> What the exercise asks
Return every record exactly as written.

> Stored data

>> begin

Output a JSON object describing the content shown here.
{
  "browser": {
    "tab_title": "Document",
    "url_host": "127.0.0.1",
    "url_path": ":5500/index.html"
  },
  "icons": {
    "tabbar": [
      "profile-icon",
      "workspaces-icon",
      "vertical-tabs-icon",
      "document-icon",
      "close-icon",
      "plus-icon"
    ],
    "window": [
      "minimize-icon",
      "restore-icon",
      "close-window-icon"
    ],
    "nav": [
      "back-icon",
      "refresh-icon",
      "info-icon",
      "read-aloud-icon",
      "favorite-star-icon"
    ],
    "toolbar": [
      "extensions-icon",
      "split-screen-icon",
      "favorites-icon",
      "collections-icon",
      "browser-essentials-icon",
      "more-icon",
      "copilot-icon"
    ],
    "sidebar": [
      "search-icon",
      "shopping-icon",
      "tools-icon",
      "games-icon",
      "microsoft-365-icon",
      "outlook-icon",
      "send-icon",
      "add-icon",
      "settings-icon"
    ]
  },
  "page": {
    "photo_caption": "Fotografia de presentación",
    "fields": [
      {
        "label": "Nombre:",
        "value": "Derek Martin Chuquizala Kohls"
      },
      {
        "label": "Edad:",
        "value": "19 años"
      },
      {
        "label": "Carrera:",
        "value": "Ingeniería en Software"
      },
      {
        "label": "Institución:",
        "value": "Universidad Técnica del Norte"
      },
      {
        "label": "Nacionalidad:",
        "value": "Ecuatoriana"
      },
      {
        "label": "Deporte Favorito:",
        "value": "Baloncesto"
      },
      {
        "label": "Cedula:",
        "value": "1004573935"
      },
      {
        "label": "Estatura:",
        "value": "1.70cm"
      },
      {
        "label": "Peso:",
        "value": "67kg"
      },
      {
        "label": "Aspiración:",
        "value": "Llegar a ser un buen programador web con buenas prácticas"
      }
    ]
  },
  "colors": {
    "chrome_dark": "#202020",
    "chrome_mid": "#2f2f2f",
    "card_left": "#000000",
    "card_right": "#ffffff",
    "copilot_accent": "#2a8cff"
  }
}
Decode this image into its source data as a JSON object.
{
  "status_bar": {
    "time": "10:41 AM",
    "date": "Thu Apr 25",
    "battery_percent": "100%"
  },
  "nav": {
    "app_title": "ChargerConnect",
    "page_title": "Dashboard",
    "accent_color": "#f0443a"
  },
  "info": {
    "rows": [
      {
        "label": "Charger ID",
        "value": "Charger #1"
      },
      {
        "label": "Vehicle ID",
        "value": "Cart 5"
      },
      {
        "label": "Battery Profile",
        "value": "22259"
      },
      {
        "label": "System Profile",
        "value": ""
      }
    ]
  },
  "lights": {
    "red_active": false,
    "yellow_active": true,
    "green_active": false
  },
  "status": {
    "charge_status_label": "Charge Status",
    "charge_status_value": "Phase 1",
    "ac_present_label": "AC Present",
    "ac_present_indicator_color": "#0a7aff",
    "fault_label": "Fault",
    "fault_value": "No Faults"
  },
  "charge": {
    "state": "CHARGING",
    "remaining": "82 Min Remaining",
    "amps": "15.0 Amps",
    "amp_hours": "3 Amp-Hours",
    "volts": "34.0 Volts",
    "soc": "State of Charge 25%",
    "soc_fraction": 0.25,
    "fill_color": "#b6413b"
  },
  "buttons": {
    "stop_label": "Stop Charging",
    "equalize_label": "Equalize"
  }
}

>> end

> Right answer
Output a JSON object describing the content shown here.
{
  "browser": {
    "tab_title": "Document",
    "url_host": "127.0.0.1",
    "url_path": ":5500/index.html"
  },
  "icons": {
    "tabbar": [
      "profile-icon",
      "workspaces-icon",
      "vertical-tabs-icon",
      "document-icon",
      "close-icon",
      "plus-icon"
    ],
    "window": [
      "minimize-icon",
      "restore-icon",
      "close-window-icon"
    ],
    "nav": [
      "back-icon",
      "refresh-icon",
      "info-icon",
      "read-aloud-icon",
      "favorite-star-icon"
    ],
    "toolbar": [
      "extensions-icon",
      "split-screen-icon",
      "favorites-icon",
      "collections-icon",
      "browser-essentials-icon",
      "more-icon",
      "copilot-icon"
    ],
    "sidebar": [
      "search-icon",
      "shopping-icon",
      "tools-icon",
      "games-icon",
      "microsoft-365-icon",
      "outlook-icon",
      "send-icon",
      "add-icon",
      "settings-icon"
    ]
  },
  "page": {
    "photo_caption": "Fotografia de presentación",
    "fields": [
      {
        "label": "Nombre:",
        "value": "Derek Martin Chuquizala Kohls"
      },
      {
        "label": "Edad:",
        "value": "19 años"
      },
      {
        "label": "Carrera:",
        "value": "Ingeniería en Software"
      },
      {
        "label": "Institución:",
        "value": "Universidad Técnica del Norte"
      },
      {
        "label": "Nacionalidad:",
        "value": "Ecuatoriana"
      },
      {
        "label": "Deporte Favorito:",
        "value": "Baloncesto"
      },
      {
        "label": "Cedula:",
        "value": "1004573935"
      },
      {
        "label": "Estatura:",
        "value": "1.70cm"
      },
      {
        "label": "Peso:",
        "value": "67kg"
      },
      {
        "label": "Aspiración:",
        "value": "Llegar a ser un buen programador web con buenas prácticas"
      }
    ]
  },
  "colors": {
    "chrome_dark": "#202020",
    "chrome_mid": "#2f2f2f",
    "card_left": "#000000",
    "card_right": "#ffffff",
    "copilot_accent": "#2a8cff"
  }
}
Decode this image into its source data as a JSON object.
{
  "status_bar": {
    "time": "10:41 AM",
    "date": "Thu Apr 25",
    "battery_percent": "100%"
  },
  "nav": {
    "app_title": "ChargerConnect",
    "page_title": "Dashboard",
    "accent_color": "#f0443a"
  },
  "info": {
    "rows": [
      {
        "label": "Charger ID",
        "value": "Charger #1"
      },
      {
        "label": "Vehicle ID",
        "value": "Cart 5"
      },
      {
        "label": "Battery Profile",
        "value": "22259"
      },
      {
        "label": "System Profile",
        "value": ""
      }
    ]
  },
  "lights": {
    "red_active": false,
    "yellow_active": true,
    "green_active": false
  },
  "status": {
    "charge_status_label": "Charge Status",
    "charge_status_value": "Phase 1",
    "ac_present_label": "AC Present",
    "ac_present_indicator_color": "#0a7aff",
    "fault_label": "Fault",
    "fault_value": "No Faults"
  },
  "charge": {
    "state": "CHARGING",
    "remaining": "82 Min Remaining",
    "amps": "15.0 Amps",
    "amp_hours": "3 Amp-Hours",
    "volts": "34.0 Volts",
    "soc": "State of Charge 25%",
    "soc_fraction": 0.25,
    "fill_color": "#b6413b"
  },
  "buttons": {
    "stop_label": "Stop Charging",
    "equalize_label": "Equalize"
  }
}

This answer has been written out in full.